- WORK REQUIRED
Continue the essay below about Greece and its creditors, starting right after its last sentence.

Shoot the Dog and Sell the Farm

By John Mauldin 

“If this were a marriage, the lawyers would be circling.”

The Economist, My Big Fat Greek Divorce, 6/20/2015

Greece is again all the buzz in the media and on the commentary circuit. If you’re like me, you are suffering terminal Greece fatigue. You just want Greece and its creditors to “do something already” rather than continually coming to the end of every week with no resolution, amid finger pointing and dire warnings from all sides about the End of All Things Europe – maybe even the world.

That frustration is a common human emotion. Perhaps the best and funniest illustration (trust me, it is worth a few minutes’ digression) is the story about one of my first investment mentors, Gary North, who was working in his early days for Howard Ruff in Howard’s phone call center before Gary began writing his newsletters and books. (Yes, I know I am dating myself, as this was the late ’70s and early ’80s, just as I was getting introduced to the investment publishing business. And for the record, I knew almost everyone in the publishing business in the ’80s. It was a very small group, and we got together regularly.)

Howard set up a phone bank where his subscribers could call in and ask questions about their investments and personal lives. One little lady had the misfortune to get Dr. Gary North on the line. (Gary was the economist for Congressman Ron Paul and went on to write it some 61-odd books, 13,000 articles, and more – all typed with one finger. He is a human word processing machine.)

This sweet lady lived way out in the country and was getting older. She asked Gary if he thought it would be a wise idea for her to move into the city (I believe it was San Francisco) to live with her daughter. Not knowing the answer, Gary helped her work out the pros and cons over the phone, and she decided to move. A few days later she called back and said that she couldn’t bring her dog with her because of the rules at her daughter’s apartment. It turns out she couldn’t live without her dog, so Gary helped her come to the conclusion that she could stay in the country.

A few days later she called him back asking whether she should change her mind, and Gary once again help her to come to a conclusion. This went on for several weeks, back and forth, move or not move, dog or no dog. Finally she called one last time. Gary, in utter exasperation and not being infinitely tolerant of indecisive people, said, “Look lady, just shoot the dog and sell the farm.” (For the record, I hope she didn't really shoot the dog. I like dogs.)

(Layout annotation data)
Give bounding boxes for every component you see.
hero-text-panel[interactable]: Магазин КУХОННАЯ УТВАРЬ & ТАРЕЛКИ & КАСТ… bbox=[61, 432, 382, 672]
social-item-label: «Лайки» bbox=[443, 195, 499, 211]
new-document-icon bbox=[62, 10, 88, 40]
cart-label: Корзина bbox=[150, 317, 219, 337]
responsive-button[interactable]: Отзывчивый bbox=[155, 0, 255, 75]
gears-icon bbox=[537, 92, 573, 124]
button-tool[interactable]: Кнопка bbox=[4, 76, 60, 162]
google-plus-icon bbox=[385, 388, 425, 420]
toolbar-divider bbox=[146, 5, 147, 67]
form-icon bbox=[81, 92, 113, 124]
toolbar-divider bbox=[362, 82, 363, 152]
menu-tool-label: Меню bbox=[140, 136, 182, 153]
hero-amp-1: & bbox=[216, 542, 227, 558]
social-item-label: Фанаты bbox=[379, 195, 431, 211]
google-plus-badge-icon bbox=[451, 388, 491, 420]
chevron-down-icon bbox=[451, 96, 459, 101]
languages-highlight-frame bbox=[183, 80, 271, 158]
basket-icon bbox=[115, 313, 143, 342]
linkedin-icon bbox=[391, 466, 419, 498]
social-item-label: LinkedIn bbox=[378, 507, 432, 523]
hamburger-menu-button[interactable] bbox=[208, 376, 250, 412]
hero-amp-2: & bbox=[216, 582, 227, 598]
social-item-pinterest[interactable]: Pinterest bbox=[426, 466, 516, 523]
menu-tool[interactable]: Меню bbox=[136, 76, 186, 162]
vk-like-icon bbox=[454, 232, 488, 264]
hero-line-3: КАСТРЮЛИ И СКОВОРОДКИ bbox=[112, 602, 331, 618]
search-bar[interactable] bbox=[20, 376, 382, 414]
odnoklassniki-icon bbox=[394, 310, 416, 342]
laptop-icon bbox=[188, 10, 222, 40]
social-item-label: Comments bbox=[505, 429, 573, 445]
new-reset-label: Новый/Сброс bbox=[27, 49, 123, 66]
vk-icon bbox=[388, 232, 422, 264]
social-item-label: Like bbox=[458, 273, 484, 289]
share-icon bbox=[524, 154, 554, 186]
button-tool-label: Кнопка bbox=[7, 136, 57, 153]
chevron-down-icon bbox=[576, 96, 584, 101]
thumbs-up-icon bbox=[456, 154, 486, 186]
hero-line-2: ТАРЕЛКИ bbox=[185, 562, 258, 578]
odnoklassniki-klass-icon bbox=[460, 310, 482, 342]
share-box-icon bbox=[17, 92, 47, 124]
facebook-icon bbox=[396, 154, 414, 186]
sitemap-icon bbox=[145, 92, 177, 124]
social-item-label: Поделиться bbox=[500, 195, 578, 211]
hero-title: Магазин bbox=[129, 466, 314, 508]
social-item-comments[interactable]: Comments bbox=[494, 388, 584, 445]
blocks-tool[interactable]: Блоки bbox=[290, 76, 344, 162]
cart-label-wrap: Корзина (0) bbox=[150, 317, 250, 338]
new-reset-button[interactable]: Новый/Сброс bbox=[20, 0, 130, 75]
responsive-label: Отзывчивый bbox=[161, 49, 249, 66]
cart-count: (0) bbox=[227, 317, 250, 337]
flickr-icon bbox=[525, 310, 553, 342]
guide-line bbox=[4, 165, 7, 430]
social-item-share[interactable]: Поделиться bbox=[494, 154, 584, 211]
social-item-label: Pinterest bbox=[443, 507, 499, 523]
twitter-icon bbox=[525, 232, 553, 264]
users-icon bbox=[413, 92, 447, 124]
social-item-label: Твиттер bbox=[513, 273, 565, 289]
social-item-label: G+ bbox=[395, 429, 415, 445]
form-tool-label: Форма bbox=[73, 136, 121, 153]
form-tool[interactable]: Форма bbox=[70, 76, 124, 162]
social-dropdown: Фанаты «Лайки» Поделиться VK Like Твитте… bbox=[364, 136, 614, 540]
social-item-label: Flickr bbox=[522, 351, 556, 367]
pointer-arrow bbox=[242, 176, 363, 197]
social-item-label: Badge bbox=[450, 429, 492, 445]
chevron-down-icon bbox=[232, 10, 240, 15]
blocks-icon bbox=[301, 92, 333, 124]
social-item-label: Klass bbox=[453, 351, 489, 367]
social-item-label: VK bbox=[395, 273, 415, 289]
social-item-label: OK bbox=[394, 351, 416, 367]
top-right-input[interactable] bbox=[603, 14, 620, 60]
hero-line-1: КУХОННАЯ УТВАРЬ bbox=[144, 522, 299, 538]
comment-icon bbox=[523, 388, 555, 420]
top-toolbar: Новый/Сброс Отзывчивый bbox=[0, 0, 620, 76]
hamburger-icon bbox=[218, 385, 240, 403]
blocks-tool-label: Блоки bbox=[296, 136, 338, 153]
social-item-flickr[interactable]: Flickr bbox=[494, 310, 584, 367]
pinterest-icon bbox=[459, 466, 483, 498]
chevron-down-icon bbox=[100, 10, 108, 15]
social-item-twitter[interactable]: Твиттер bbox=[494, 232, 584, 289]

- RESPONSE
That is where most of us are with the Europeans and Greeks. I have devoted a great deal of space in this letter to Greece over the past five years and have visited the country and corresponded with many analysts and citizens about the situation. And while I want to briefly outline the Greek situation again today, as there are some subtle nuances to consider, I think this juncture is a teaching moment about the larger picture in Europe. In fact, watching this process, I have come to change my mind about the timing of what I see is the endgame for Europe and European sovereign debt. I think exploring that issue will make for an interesting letter.

Economic crises go through cycles. Here’s a chart from the clever folks at Valuewalk.com (via my friend Jonathan Tepper on Twitter).



https://twitter.com/valuewalk/status/612948290267688960

The Greek situation is presently caught in those two bubbles on the bottom. European leaders held summit meetings this week to consider new breakthrough concessions offered by Greek Prime Minister Alexis Tsipras. Let the champagne flow. Except those concessions were rejected, and the Greeks rejected the counteroffer as of this afternoon. But it’s not quite midnight yet.

Unfortunately, the wheel of debt never stops turning. If this solution is like countless others floated in the last five years, we will soon learn that it has no substance or simply won’t work. We will then reenter the crisis phase.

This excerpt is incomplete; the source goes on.